Exercise brief:
Reproduce the listing below in full and without alteration, apart from its pictures.

Given records:

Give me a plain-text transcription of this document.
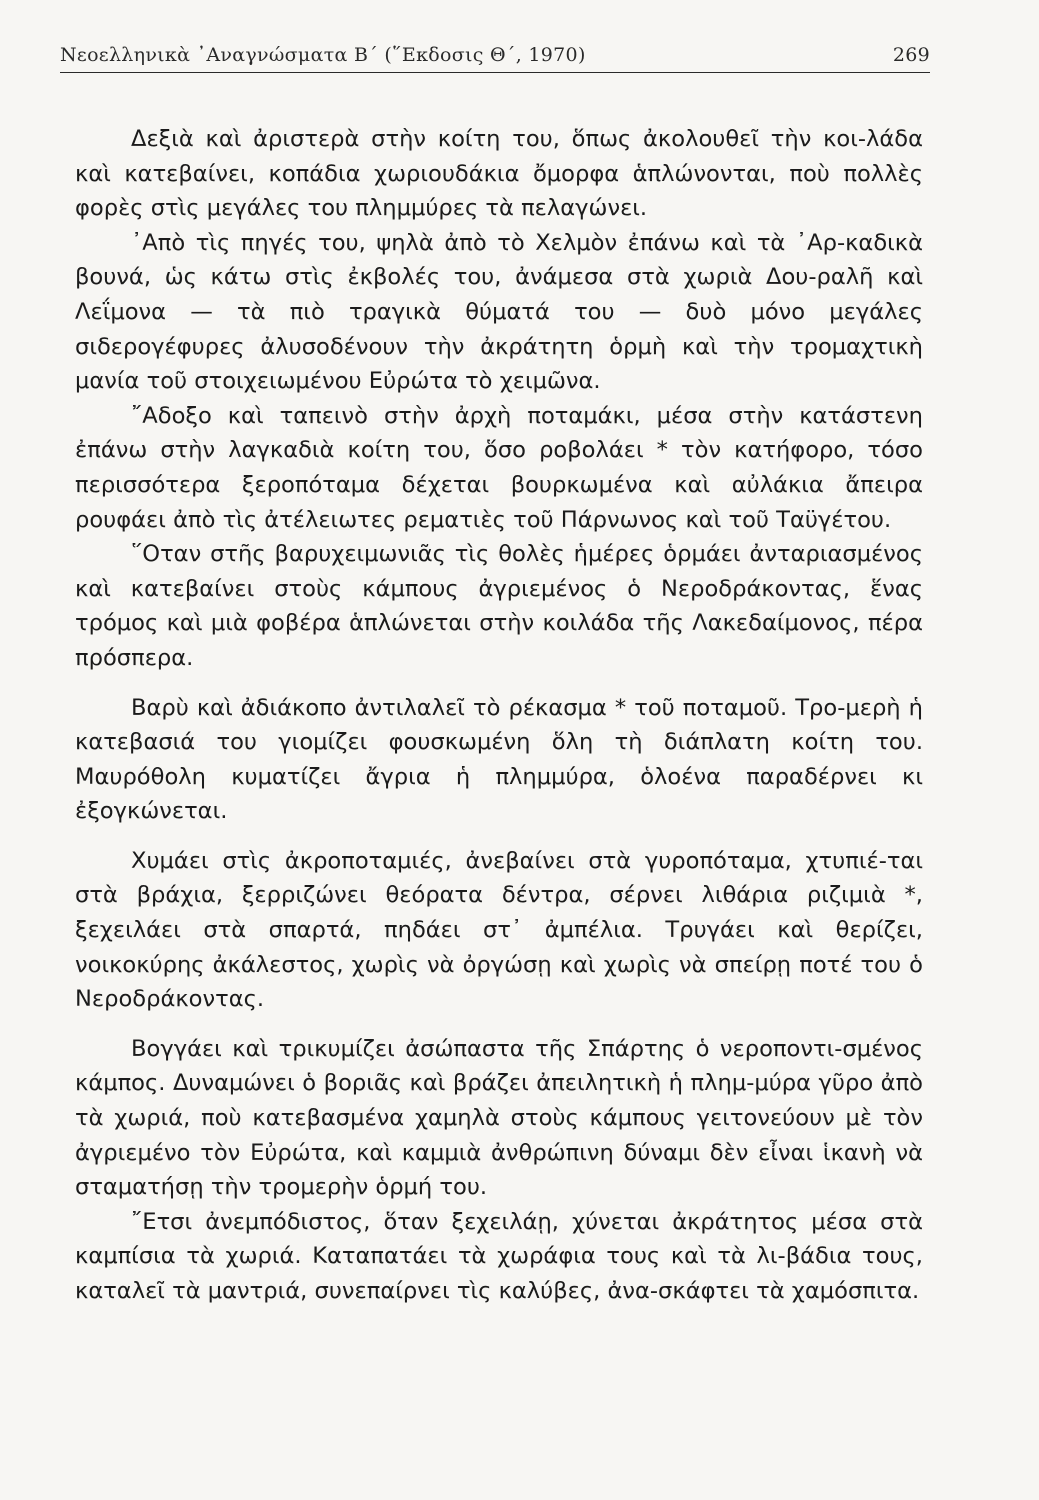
Νεοελληνικὰ ᾿Αναγνώσματα Β΄ (῞Εκδοσις Θ΄, 1970)	269

Δεξιὰ καὶ ἀριστερὰ στὴν κοίτη του, ὅπως ἀκολουθεῖ τὴν κοι-λάδα καὶ κατεβαίνει, κοπάδια χωριουδάκια ὄμορφα ἁπλώνονται, ποὺ πολλὲς φορὲς στὶς μεγάλες του πλημμύρες τὰ πελαγώνει.

᾿Απὸ τὶς πηγές του, ψηλὰ ἀπὸ τὸ Χελμὸν ἐπάνω καὶ τὰ ᾿Αρ-καδικὰ βουνά, ὡς κάτω στὶς ἐκβολές του, ἀνάμεσα στὰ χωριὰ Δου-ραλῆ καὶ Λεΐμονα — τὰ πιὸ τραγικὰ θύματά του — δυὸ μόνο μεγάλες σιδερογέφυρες ἀλυσοδένουν τὴν ἀκράτητη ὁρμὴ καὶ τὴν τρομαχτικὴ μανία τοῦ στοιχειωμένου Εὐρώτα τὸ χειμῶνα.

῎Αδοξο καὶ ταπεινὸ στὴν ἀρχὴ ποταμάκι, μέσα στὴν κατάστενη ἐπάνω στὴν λαγκαδιὰ κοίτη του, ὅσο ροβολάει * τὸν κατήφορο, τόσο περισσότερα ξεροπόταμα δέχεται βουρκωμένα καὶ αὐλάκια ἄπειρα ρουφάει ἀπὸ τὶς ἀτέλειωτες ρεματιὲς τοῦ Πάρνωνος καὶ τοῦ Ταϋγέτου.

῞Οταν στῆς βαρυχειμωνιᾶς τὶς θολὲς ἡμέρες ὁρμάει ἀνταριασμένος καὶ κατεβαίνει στοὺς κάμπους ἀγριεμένος ὁ Νεροδράκοντας, ἕνας τρόμος καὶ μιὰ φοβέρα ἁπλώνεται στὴν κοιλάδα τῆς Λακεδαίμονος, πέρα πρόσπερα.

Βαρὺ καὶ ἀδιάκοπο ἀντιλαλεῖ τὸ ρέκασμα * τοῦ ποταμοῦ. Τρο-μερὴ ἡ κατεβασιά του γιομίζει φουσκωμένη ὅλη τὴ διάπλατη κοίτη του. Μαυρόθολη κυματίζει ἄγρια ἡ πλημμύρα, ὁλοένα παραδέρνει κι ἐξογκώνεται.

Χυμάει στὶς ἀκροποταμιές, ἀνεβαίνει στὰ γυροπόταμα, χτυπιέ-ται στὰ βράχια, ξερριζώνει θεόρατα δέντρα, σέρνει λιθάρια ριζιμιὰ *, ξεχειλάει στὰ σπαρτά, πηδάει στ᾿ ἀμπέλια. Τρυγάει καὶ θερίζει, νοικοκύρης ἀκάλεστος, χωρὶς νὰ ὀργώσῃ καὶ χωρὶς νὰ σπείρῃ ποτέ του ὁ Νεροδράκοντας.

Βογγάει καὶ τρικυμίζει ἀσώπαστα τῆς Σπάρτης ὁ νεροποντι-σμένος κάμπος. Δυναμώνει ὁ βοριᾶς καὶ βράζει ἀπειλητικὴ ἡ πλημ-μύρα γῦρο ἀπὸ τὰ χωριά, ποὺ κατεβασμένα χαμηλὰ στοὺς κάμπους γειτονεύουν μὲ τὸν ἀγριεμένο τὸν Εὐρώτα, καὶ καμμιὰ ἀνθρώπινη δύναμι δὲν εἶναι ἱκανὴ νὰ σταματήσῃ τὴν τρομερὴν ὁρμή του.

῎Ετσι ἀνεμπόδιστος, ὅταν ξεχειλάῃ, χύνεται ἀκράτητος μέσα στὰ καμπίσια τὰ χωριά. Καταπατάει τὰ χωράφια τους καὶ τὰ λι-βάδια τους, καταλεῖ τὰ μαντριά, συνεπαίρνει τὶς καλύβες, ἀνα-σκάφτει τὰ χαμόσπιτα.
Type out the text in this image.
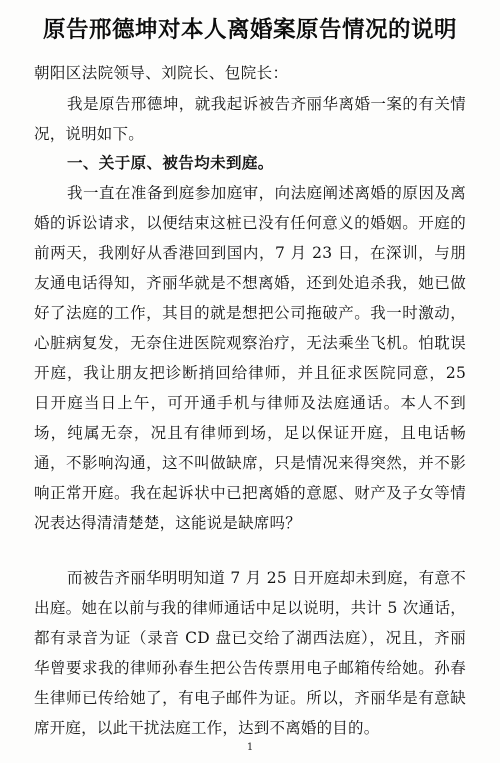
原告邢德坤对本人离婚案原告情况的说明
朝阳区法院领导、刘院长、包院长：

我是原告邢德坤，就我起诉被告齐丽华离婚一案的有关情况，说明如下。

一、关于原、被告均未到庭。

我一直在准备到庭参加庭审，向法庭阐述离婚的原因及离婚的诉讼请求，以便结束这桩已没有任何意义的婚姻。开庭的前两天，我刚好从香港回到国内，7 月 23 日，在深训，与朋友通电话得知，齐丽华就是不想离婚，还到处追杀我，她已做好了法庭的工作，其目的就是想把公司拖破产。我一时激动，心脏病复发，无奈住进医院观察治疗，无法乘坐飞机。怕耽误开庭，我让朋友把诊断捎回给律师，并且征求医院同意，25 日开庭当日上午，可开通手机与律师及法庭通话。本人不到场，纯属无奈，况且有律师到场，足以保证开庭，且电话畅通，不影响沟通，这不叫做缺席，只是情况来得突然，并不影响正常开庭。我在起诉状中已把离婚的意愿、财产及子女等情况表达得清清楚楚，这能说是缺席吗？

而被告齐丽华明明知道 7 月 25 日开庭却未到庭，有意不出庭。她在以前与我的律师通话中足以说明，共计 5 次通话，都有录音为证（录音 CD 盘已交给了湖西法庭），况且，齐丽华曾要求我的律师孙春生把公告传票用电子邮箱传给她。孙春生律师已传给她了，有电子邮件为证。所以，齐丽华是有意缺席开庭，以此干扰法庭工作，达到不离婚的目的。

1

Output of the task:
Give me a plain-text transcription of this document.
Νεοελληνικὰ ᾿Αναγνώσματα Β΄ (῞Εκδοσις Θ΄, 1970)	269

Δεξιὰ καὶ ἀριστερὰ στὴν κοίτη του, ὅπως ἀκολουθεῖ τὴν κοι-λάδα καὶ κατεβαίνει, κοπάδια χωριουδάκια ὄμορφα ἁπλώνονται, ποὺ πολλὲς φορὲς στὶς μεγάλες του πλημμύρες τὰ πελαγώνει.

᾿Απὸ τὶς πηγές του, ψηλὰ ἀπὸ τὸ Χελμὸν ἐπάνω καὶ τὰ ᾿Αρ-καδικὰ βουνά, ὡς κάτω στὶς ἐκβολές του, ἀνάμεσα στὰ χωριὰ Δου-ραλῆ καὶ Λεΐμονα — τὰ πιὸ τραγικὰ θύματά του — δυὸ μόνο μεγάλες σιδερογέφυρες ἀλυσοδένουν τὴν ἀκράτητη ὁρμὴ καὶ τὴν τρομαχτικὴ μανία τοῦ στοιχειωμένου Εὐρώτα τὸ χειμῶνα.

῎Αδοξο καὶ ταπεινὸ στὴν ἀρχὴ ποταμάκι, μέσα στὴν κατάστενη ἐπάνω στὴν λαγκαδιὰ κοίτη του, ὅσο ροβολάει * τὸν κατήφορο, τόσο περισσότερα ξεροπόταμα δέχεται βουρκωμένα καὶ αὐλάκια ἄπειρα ρουφάει ἀπὸ τὶς ἀτέλειωτες ρεματιὲς τοῦ Πάρνωνος καὶ τοῦ Ταϋγέτου.

῞Οταν στῆς βαρυχειμωνιᾶς τὶς θολὲς ἡμέρες ὁρμάει ἀνταριασμένος καὶ κατεβαίνει στοὺς κάμπους ἀγριεμένος ὁ Νεροδράκοντας, ἕνας τρόμος καὶ μιὰ φοβέρα ἁπλώνεται στὴν κοιλάδα τῆς Λακεδαίμονος, πέρα πρόσπερα.

Βαρὺ καὶ ἀδιάκοπο ἀντιλαλεῖ τὸ ρέκασμα * τοῦ ποταμοῦ. Τρο-μερὴ ἡ κατεβασιά του γιομίζει φουσκωμένη ὅλη τὴ διάπλατη κοίτη του. Μαυρόθολη κυματίζει ἄγρια ἡ πλημμύρα, ὁλοένα παραδέρνει κι ἐξογκώνεται.

Χυμάει στὶς ἀκροποταμιές, ἀνεβαίνει στὰ γυροπόταμα, χτυπιέ-ται στὰ βράχια, ξερριζώνει θεόρατα δέντρα, σέρνει λιθάρια ριζιμιὰ *, ξεχειλάει στὰ σπαρτά, πηδάει στ᾿ ἀμπέλια. Τρυγάει καὶ θερίζει, νοικοκύρης ἀκάλεστος, χωρὶς νὰ ὀργώσῃ καὶ χωρὶς νὰ σπείρῃ ποτέ του ὁ Νεροδράκοντας.

Βογγάει καὶ τρικυμίζει ἀσώπαστα τῆς Σπάρτης ὁ νεροποντι-σμένος κάμπος. Δυναμώνει ὁ βοριᾶς καὶ βράζει ἀπειλητικὴ ἡ πλημ-μύρα γῦρο ἀπὸ τὰ χωριά, ποὺ κατεβασμένα χαμηλὰ στοὺς κάμπους γειτονεύουν μὲ τὸν ἀγριεμένο τὸν Εὐρώτα, καὶ καμμιὰ ἀνθρώπινη δύναμι δὲν εἶναι ἱκανὴ νὰ σταματήσῃ τὴν τρομερὴν ὁρμή του.

῎Ετσι ἀνεμπόδιστος, ὅταν ξεχειλάῃ, χύνεται ἀκράτητος μέσα στὰ καμπίσια τὰ χωριά. Καταπατάει τὰ χωράφια τους καὶ τὰ λι-βάδια τους, καταλεῖ τὰ μαντριά, συνεπαίρνει τὶς καλύβες, ἀνα-σκάφτει τὰ χαμόσπιτα.
Type out the text in this image.
原告邢德坤对本人离婚案原告情况的说明
朝阳区法院领导、刘院长、包院长：

我是原告邢德坤，就我起诉被告齐丽华离婚一案的有关情况，说明如下。

一、关于原、被告均未到庭。

我一直在准备到庭参加庭审，向法庭阐述离婚的原因及离婚的诉讼请求，以便结束这桩已没有任何意义的婚姻。开庭的前两天，我刚好从香港回到国内，7 月 23 日，在深训，与朋友通电话得知，齐丽华就是不想离婚，还到处追杀我，她已做好了法庭的工作，其目的就是想把公司拖破产。我一时激动，心脏病复发，无奈住进医院观察治疗，无法乘坐飞机。怕耽误开庭，我让朋友把诊断捎回给律师，并且征求医院同意，25 日开庭当日上午，可开通手机与律师及法庭通话。本人不到场，纯属无奈，况且有律师到场，足以保证开庭，且电话畅通，不影响沟通，这不叫做缺席，只是情况来得突然，并不影响正常开庭。我在起诉状中已把离婚的意愿、财产及子女等情况表达得清清楚楚，这能说是缺席吗？

而被告齐丽华明明知道 7 月 25 日开庭却未到庭，有意不出庭。她在以前与我的律师通话中足以说明，共计 5 次通话，都有录音为证（录音 CD 盘已交给了湖西法庭），况且，齐丽华曾要求我的律师孙春生把公告传票用电子邮箱传给她。孙春生律师已传给她了，有电子邮件为证。所以，齐丽华是有意缺席开庭，以此干扰法庭工作，达到不离婚的目的。

1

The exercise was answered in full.